L’altro sbaglia, pecca, fa cose brutte e io dovrò perdonargli? Settanta volte sette? Fino all’infinito? Vedi Pietro il perdono ha a che fare con la pazienza. Un uomo continuando a sbagliare può addirittura contrarre un debito incommensurabile di diecimila talenti (ventidue miliardi di euro), il padrone buono continua imperterrito a dargli credito: lascia che il servo possa liberamente accrescere nella decrescita del peccato.
Questo è Dio. Al punto che ci chiediamo perché il male? Perché la shoah? Perché la nakba? Perché gli sbarchi con i bambini che già naufragano mentre nascono? Perché gli stupri? Perché la guerra? Perché Dio lascia crescere il debito dell’uomo? Perché l’uomo continua ad essere “nonumano”? Perché il disumano ha il sopravvento?

* Istruzioni del compito *
Elenca tutte le quantità numeriche che compaiono nel brano sul perdono qui sopra, così come vi sono espresse.

* Materiale fornito *
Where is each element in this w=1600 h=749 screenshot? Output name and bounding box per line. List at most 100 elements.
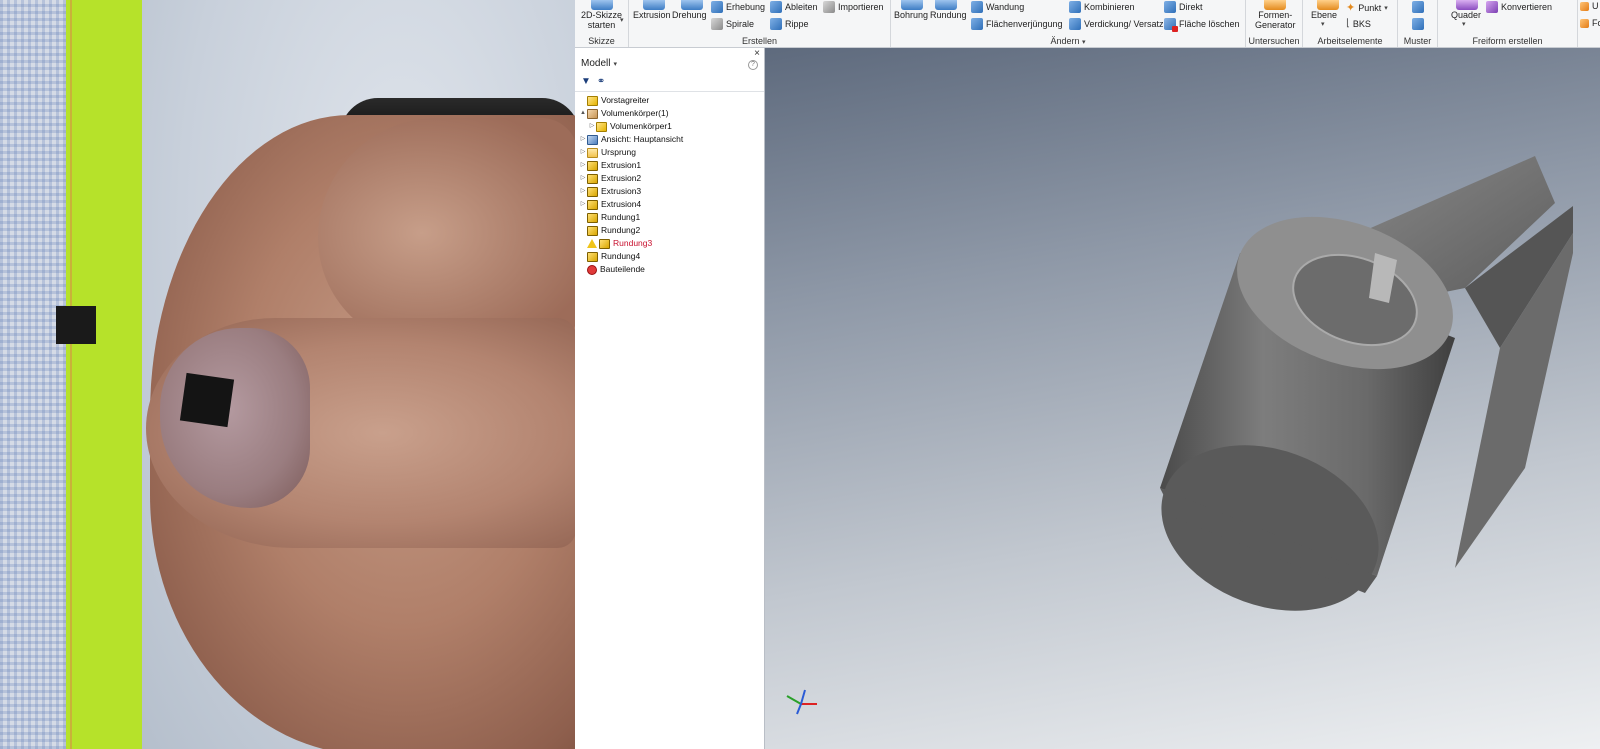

* Risposta al compito *
- settanta volte sette
- diecimila talenti
- ventidue miliardi di euro